ESTRATTO DEL DOCUMENTO:
>>>
Caro Leo, stavolta, quindi, è vero. Le tue gambe, ora distese, ordinatamente, nella tuta azzurra della Nazionale, non correranno più su questa Terra. Ci avevi fatto credere che il cancro fosse invincibile, alzando quel pollice, dal letto d’ospedale, ogni volta che superavi una delle crisi contro cui “il Bastardo” ti obbligava a combattere. “Il cervello è la più potente delle medicine” ripetevi. Una medicina che, su di te, pareva infallibile, miracolosa, a dispetto di ogni impietosa diagnosi medica.
E anche in queste ultime tre settimane, nonostante l’evidenza ed i racconti commossi di chi ti aveva visto privo di conoscenza, in quel letto d’ospedale, in fondo al cuore non si era spenta del tutto la speranza di vederti rialzare quel pollice al cielo, il simbolo della tua lotta e della tua associazione.
“Avanti tutta, Leo!” abbiamo continuato a gridare, forse più a noi stessi che a te, in questi giorni, da quando il tuo e nostro amico Mauro aveva scritto quello straziante post in cui ti incitava a correre, libero, ovunque tu avessi deciso di farlo.
<<<
IL TUO OBIETTIVO:
Trascrivi senza modifiche il passo della lettera a Leo che va da "Caro Leo, stavolta, quindi, è" fino a "della tua associazione." incluso.

RECORD MOSTRATI:
>>>
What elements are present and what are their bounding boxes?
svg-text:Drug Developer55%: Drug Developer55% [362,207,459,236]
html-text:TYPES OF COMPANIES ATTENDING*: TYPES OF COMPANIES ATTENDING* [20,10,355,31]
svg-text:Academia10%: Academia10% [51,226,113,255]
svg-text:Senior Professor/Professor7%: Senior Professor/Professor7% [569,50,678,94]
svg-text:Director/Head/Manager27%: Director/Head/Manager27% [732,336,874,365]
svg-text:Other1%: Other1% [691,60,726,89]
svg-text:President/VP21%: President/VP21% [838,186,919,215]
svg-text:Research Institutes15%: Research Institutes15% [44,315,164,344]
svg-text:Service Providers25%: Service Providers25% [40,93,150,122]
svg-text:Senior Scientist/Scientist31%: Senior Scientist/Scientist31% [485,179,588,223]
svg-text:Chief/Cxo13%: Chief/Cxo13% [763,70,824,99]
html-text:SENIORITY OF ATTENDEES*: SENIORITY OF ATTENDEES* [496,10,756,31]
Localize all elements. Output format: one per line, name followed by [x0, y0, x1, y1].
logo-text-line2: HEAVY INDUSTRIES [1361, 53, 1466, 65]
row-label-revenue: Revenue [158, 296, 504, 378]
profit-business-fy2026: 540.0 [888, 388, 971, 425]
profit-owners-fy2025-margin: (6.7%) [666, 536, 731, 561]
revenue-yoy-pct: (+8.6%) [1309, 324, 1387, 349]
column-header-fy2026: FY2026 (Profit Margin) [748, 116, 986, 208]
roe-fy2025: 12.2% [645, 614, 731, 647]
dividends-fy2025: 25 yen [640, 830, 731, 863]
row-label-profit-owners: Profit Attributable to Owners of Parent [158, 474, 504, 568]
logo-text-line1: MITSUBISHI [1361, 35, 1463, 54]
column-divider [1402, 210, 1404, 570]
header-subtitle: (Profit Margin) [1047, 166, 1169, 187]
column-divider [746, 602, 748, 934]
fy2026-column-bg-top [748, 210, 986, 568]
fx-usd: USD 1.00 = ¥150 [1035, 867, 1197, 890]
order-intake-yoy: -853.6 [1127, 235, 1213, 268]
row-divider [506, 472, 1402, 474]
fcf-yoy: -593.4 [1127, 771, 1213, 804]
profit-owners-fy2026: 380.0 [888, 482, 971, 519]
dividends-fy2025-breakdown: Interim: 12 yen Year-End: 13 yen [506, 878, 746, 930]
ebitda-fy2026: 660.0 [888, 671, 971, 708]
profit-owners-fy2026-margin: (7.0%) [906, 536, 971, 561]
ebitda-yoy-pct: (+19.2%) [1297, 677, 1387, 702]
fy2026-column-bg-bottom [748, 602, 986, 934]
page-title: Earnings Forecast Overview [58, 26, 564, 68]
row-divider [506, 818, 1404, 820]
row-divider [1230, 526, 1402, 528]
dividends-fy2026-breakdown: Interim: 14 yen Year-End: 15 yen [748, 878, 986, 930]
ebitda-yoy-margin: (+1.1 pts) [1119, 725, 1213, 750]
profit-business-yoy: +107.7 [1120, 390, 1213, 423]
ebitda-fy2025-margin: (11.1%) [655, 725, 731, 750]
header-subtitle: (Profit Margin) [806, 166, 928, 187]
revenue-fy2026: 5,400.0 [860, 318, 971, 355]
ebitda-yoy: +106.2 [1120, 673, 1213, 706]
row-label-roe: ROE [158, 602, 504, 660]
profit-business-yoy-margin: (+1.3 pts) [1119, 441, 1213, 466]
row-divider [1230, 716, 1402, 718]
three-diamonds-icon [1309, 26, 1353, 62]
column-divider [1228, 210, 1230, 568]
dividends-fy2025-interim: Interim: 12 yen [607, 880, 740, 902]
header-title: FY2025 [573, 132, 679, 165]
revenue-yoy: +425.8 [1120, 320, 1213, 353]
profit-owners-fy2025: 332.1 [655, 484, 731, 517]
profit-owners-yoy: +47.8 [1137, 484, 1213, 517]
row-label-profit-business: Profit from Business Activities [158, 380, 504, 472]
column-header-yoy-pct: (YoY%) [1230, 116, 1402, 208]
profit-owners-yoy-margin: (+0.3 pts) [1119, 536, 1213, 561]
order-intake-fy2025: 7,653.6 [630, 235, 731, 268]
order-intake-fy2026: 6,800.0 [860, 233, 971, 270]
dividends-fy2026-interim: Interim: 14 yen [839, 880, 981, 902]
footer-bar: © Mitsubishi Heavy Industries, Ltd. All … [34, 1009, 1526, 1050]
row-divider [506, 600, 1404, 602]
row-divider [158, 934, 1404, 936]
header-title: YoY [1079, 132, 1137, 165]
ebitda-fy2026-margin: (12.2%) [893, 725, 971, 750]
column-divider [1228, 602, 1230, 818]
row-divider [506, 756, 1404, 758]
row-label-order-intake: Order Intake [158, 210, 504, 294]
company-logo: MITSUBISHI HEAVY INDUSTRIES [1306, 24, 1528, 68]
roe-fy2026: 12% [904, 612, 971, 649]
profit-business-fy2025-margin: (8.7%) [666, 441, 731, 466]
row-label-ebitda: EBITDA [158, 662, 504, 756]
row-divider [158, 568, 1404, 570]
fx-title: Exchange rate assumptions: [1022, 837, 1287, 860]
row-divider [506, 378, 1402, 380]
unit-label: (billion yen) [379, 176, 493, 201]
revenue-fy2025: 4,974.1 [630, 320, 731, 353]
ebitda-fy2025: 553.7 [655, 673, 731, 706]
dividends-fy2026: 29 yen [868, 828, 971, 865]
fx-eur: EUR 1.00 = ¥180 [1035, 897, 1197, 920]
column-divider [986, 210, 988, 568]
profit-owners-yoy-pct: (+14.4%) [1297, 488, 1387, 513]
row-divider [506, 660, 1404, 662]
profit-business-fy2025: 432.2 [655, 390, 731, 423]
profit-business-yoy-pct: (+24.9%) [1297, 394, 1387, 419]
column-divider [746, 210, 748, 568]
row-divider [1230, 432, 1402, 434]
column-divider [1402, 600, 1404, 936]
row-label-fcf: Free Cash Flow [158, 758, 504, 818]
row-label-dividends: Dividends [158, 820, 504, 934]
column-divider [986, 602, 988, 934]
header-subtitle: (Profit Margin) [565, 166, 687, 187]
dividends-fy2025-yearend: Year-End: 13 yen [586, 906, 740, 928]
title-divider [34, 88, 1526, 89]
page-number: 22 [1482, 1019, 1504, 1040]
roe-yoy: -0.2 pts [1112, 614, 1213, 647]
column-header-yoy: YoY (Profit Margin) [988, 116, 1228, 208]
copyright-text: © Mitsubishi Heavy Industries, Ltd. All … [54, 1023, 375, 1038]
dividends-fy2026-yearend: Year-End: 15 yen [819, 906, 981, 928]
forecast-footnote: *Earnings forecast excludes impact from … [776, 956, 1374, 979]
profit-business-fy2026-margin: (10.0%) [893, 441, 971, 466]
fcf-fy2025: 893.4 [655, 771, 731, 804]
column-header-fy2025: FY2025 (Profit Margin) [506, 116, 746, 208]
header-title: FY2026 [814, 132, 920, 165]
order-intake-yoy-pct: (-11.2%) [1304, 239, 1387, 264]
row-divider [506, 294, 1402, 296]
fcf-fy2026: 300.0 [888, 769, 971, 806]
<<<
RISULTATO DEL COMPITO:
Caro Leo, stavolta, quindi, è vero. Le tue gambe, ora distese, ordinatamente, nella tuta azzurra della Nazionale, non correranno più su questa Terra. Ci avevi fatto credere che il cancro fosse invincibile, alzando quel pollice, dal letto d’ospedale, ogni volta che superavi una delle crisi contro cui “il Bastardo” ti obbligava a combattere. “Il cervello è la più potente delle medicine” ripetevi. Una medicina che, su di te, pareva infallibile, miracolosa, a dispetto di ogni impietosa diagnosi medica.
E anche in queste ultime tre settimane, nonostante l’evidenza ed i racconti commossi di chi ti aveva visto privo di conoscenza, in quel letto d’ospedale, in fondo al cuore non si era spenta del tutto la speranza di vederti rialzare quel pollice al cielo, il simbolo della tua lotta e della tua associazione.